Set task. Reproduce all the entries exactly and keep the pictures out.

Records for the task.
++++++++++++++++++++
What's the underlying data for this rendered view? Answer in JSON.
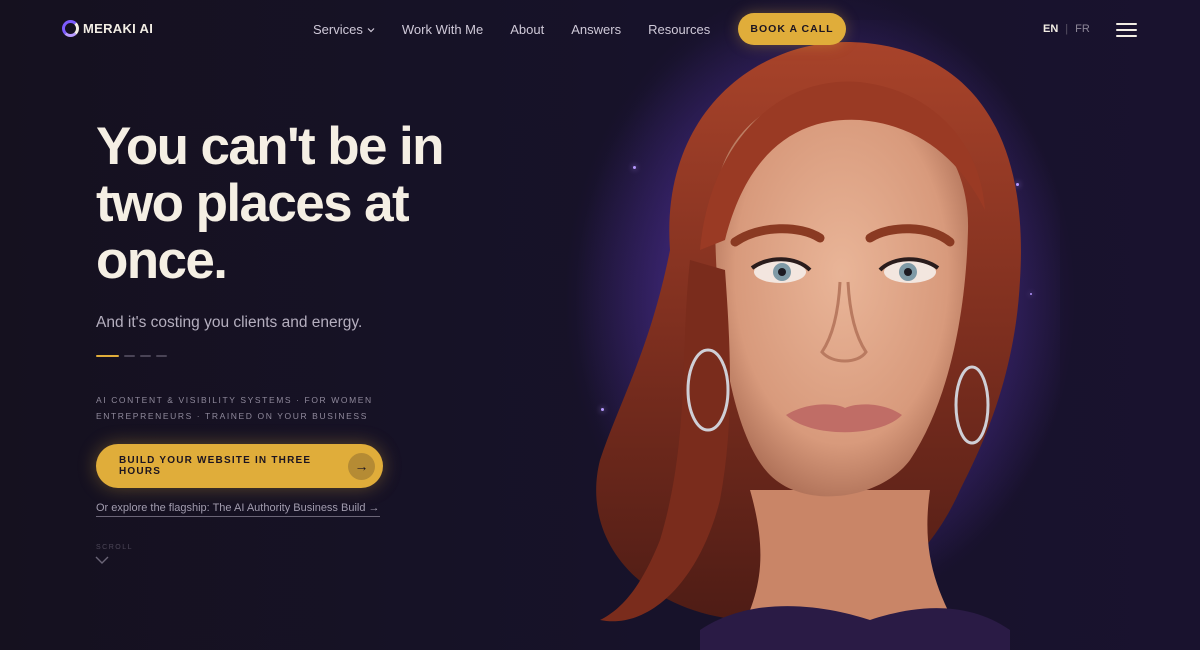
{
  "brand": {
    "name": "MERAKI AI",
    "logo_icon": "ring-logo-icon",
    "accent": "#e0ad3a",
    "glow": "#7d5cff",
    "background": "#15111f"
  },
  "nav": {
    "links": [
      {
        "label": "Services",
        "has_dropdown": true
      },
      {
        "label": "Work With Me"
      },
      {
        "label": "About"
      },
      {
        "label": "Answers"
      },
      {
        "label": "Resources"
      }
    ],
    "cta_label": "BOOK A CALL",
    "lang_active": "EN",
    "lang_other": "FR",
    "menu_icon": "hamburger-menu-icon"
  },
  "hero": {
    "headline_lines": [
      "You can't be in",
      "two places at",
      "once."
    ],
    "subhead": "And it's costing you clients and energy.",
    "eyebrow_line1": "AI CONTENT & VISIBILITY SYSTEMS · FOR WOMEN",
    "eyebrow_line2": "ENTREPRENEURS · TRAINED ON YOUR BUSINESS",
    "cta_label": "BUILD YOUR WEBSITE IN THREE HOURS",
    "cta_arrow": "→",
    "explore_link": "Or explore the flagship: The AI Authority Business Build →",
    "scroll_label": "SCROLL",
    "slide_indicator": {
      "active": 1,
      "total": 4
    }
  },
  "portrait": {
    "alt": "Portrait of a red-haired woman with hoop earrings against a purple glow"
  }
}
++++++++++++++++++++
The result.
What's the underlying data for this rendered view? Answer in JSON.
{
  "brand": {
    "name": "MERAKI AI",
    "logo_icon": "ring-logo-icon",
    "accent": "#e0ad3a",
    "glow": "#7d5cff",
    "background": "#15111f"
  },
  "nav": {
    "links": [
      {
        "label": "Services",
        "has_dropdown": true
      },
      {
        "label": "Work With Me"
      },
      {
        "label": "About"
      },
      {
        "label": "Answers"
      },
      {
        "label": "Resources"
      }
    ],
    "cta_label": "BOOK A CALL",
    "lang_active": "EN",
    "lang_other": "FR",
    "menu_icon": "hamburger-menu-icon"
  },
  "hero": {
    "headline_lines": [
      "You can't be in",
      "two places at",
      "once."
    ],
    "subhead": "And it's costing you clients and energy.",
    "eyebrow_line1": "AI CONTENT & VISIBILITY SYSTEMS · FOR WOMEN",
    "eyebrow_line2": "ENTREPRENEURS · TRAINED ON YOUR BUSINESS",
    "cta_label": "BUILD YOUR WEBSITE IN THREE HOURS",
    "cta_arrow": "→",
    "explore_link": "Or explore the flagship: The AI Authority Business Build →",
    "scroll_label": "SCROLL",
    "slide_indicator": {
      "active": 1,
      "total": 4
    }
  },
  "portrait": {
    "alt": "Portrait of a red-haired woman with hoop earrings against a purple glow"
  }
}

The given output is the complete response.